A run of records

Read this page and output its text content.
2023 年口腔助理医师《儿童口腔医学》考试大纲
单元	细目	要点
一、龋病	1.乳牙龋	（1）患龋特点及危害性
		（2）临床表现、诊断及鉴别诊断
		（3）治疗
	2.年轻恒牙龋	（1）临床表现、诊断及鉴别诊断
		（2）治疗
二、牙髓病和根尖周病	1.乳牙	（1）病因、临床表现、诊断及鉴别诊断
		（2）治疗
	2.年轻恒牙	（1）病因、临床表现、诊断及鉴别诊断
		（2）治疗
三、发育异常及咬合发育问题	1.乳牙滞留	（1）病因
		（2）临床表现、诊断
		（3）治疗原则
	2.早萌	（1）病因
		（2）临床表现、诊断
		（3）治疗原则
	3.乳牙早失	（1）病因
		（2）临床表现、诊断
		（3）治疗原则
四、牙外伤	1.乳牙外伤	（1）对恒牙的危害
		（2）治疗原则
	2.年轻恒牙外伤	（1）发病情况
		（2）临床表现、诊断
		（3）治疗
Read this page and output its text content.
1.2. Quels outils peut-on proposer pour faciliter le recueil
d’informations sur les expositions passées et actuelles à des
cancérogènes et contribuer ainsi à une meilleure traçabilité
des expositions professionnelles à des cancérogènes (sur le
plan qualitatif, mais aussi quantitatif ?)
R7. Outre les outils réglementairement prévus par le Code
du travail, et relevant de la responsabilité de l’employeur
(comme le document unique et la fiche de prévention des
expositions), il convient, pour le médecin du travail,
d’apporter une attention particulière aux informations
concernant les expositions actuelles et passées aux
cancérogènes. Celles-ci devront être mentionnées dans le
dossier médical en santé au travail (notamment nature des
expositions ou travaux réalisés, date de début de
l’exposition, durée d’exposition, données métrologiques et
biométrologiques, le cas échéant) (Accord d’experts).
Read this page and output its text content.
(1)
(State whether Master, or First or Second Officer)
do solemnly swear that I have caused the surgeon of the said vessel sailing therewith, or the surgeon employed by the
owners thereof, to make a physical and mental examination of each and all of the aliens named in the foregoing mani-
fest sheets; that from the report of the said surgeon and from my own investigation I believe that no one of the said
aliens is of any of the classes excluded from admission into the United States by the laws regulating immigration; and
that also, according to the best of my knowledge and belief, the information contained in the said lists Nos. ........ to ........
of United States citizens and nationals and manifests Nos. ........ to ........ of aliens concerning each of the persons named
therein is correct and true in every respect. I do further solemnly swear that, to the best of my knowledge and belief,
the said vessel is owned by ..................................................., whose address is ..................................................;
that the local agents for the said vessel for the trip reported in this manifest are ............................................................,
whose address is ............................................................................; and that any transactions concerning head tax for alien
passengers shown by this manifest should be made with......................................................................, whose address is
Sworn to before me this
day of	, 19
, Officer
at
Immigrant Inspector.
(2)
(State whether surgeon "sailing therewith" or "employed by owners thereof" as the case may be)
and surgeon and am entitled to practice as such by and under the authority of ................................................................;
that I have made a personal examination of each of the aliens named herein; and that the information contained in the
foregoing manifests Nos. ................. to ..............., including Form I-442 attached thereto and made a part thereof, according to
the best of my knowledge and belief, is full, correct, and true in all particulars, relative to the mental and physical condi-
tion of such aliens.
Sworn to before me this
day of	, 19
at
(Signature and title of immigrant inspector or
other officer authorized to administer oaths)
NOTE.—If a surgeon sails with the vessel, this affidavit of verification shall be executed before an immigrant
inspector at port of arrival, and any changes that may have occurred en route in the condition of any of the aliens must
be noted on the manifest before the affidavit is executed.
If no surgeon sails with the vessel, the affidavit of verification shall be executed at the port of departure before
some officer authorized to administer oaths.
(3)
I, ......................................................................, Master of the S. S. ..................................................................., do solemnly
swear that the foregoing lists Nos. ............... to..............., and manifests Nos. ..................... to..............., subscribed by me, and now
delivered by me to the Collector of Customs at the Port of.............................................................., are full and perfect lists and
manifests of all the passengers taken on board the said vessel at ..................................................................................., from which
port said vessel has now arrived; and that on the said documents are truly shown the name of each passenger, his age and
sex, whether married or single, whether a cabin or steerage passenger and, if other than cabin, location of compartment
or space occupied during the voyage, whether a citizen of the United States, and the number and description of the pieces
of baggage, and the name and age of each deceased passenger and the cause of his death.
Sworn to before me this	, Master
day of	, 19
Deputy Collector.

*Task goal*:
Reproduce the listing shown above in its entirety, exactly.

*Solved exercise*:
Read this page and output its text content.
2023 年口腔助理医师《儿童口腔医学》考试大纲
单元	细目	要点
一、龋病	1.乳牙龋	（1）患龋特点及危害性
		（2）临床表现、诊断及鉴别诊断
		（3）治疗
	2.年轻恒牙龋	（1）临床表现、诊断及鉴别诊断
		（2）治疗
二、牙髓病和根尖周病	1.乳牙	（1）病因、临床表现、诊断及鉴别诊断
		（2）治疗
	2.年轻恒牙	（1）病因、临床表现、诊断及鉴别诊断
		（2）治疗
三、发育异常及咬合发育问题	1.乳牙滞留	（1）病因
		（2）临床表现、诊断
		（3）治疗原则
	2.早萌	（1）病因
		（2）临床表现、诊断
		（3）治疗原则
	3.乳牙早失	（1）病因
		（2）临床表现、诊断
		（3）治疗原则
四、牙外伤	1.乳牙外伤	（1）对恒牙的危害
		（2）治疗原则
	2.年轻恒牙外伤	（1）发病情况
		（2）临床表现、诊断
		（3）治疗
Read this page and output its text content.
1.2. Quels outils peut-on proposer pour faciliter le recueil
d’informations sur les expositions passées et actuelles à des
cancérogènes et contribuer ainsi à une meilleure traçabilité
des expositions professionnelles à des cancérogènes (sur le
plan qualitatif, mais aussi quantitatif ?)
R7. Outre les outils réglementairement prévus par le Code
du travail, et relevant de la responsabilité de l’employeur
(comme le document unique et la fiche de prévention des
expositions), il convient, pour le médecin du travail,
d’apporter une attention particulière aux informations
concernant les expositions actuelles et passées aux
cancérogènes. Celles-ci devront être mentionnées dans le
dossier médical en santé au travail (notamment nature des
expositions ou travaux réalisés, date de début de
l’exposition, durée d’exposition, données métrologiques et
biométrologiques, le cas échéant) (Accord d’experts).
Read this page and output its text content.
(1)
(State whether Master, or First or Second Officer)
do solemnly swear that I have caused the surgeon of the said vessel sailing therewith, or the surgeon employed by the
owners thereof, to make a physical and mental examination of each and all of the aliens named in the foregoing mani-
fest sheets; that from the report of the said surgeon and from my own investigation I believe that no one of the said
aliens is of any of the classes excluded from admission into the United States by the laws regulating immigration; and
that also, according to the best of my knowledge and belief, the information contained in the said lists Nos. ........ to ........
of United States citizens and nationals and manifests Nos. ........ to ........ of aliens concerning each of the persons named
therein is correct and true in every respect. I do further solemnly swear that, to the best of my knowledge and belief,
the said vessel is owned by ..................................................., whose address is ..................................................;
that the local agents for the said vessel for the trip reported in this manifest are ............................................................,
whose address is ............................................................................; and that any transactions concerning head tax for alien
passengers shown by this manifest should be made with......................................................................, whose address is
Sworn to before me this
day of	, 19
, Officer
at
Immigrant Inspector.
(2)
(State whether surgeon "sailing therewith" or "employed by owners thereof" as the case may be)
and surgeon and am entitled to practice as such by and under the authority of ................................................................;
that I have made a personal examination of each of the aliens named herein; and that the information contained in the
foregoing manifests Nos. ................. to ..............., including Form I-442 attached thereto and made a part thereof, according to
the best of my knowledge and belief, is full, correct, and true in all particulars, relative to the mental and physical condi-
tion of such aliens.
Sworn to before me this
day of	, 19
at
(Signature and title of immigrant inspector or
other officer authorized to administer oaths)
NOTE.—If a surgeon sails with the vessel, this affidavit of verification shall be executed before an immigrant
inspector at port of arrival, and any changes that may have occurred en route in the condition of any of the aliens must
be noted on the manifest before the affidavit is executed.
If no surgeon sails with the vessel, the affidavit of verification shall be executed at the port of departure before
some officer authorized to administer oaths.
(3)
I, ......................................................................, Master of the S. S. ..................................................................., do solemnly
swear that the foregoing lists Nos. ............... to..............., and manifests Nos. ..................... to..............., subscribed by me, and now
delivered by me to the Collector of Customs at the Port of.............................................................., are full and perfect lists and
manifests of all the passengers taken on board the said vessel at ..................................................................................., from which
port said vessel has now arrived; and that on the said documents are truly shown the name of each passenger, his age and
sex, whether married or single, whether a cabin or steerage passenger and, if other than cabin, location of compartment
or space occupied during the voyage, whether a citizen of the United States, and the number and description of the pieces
of baggage, and the name and age of each deceased passenger and the cause of his death.
Sworn to before me this	, Master
day of	, 19
Deputy Collector.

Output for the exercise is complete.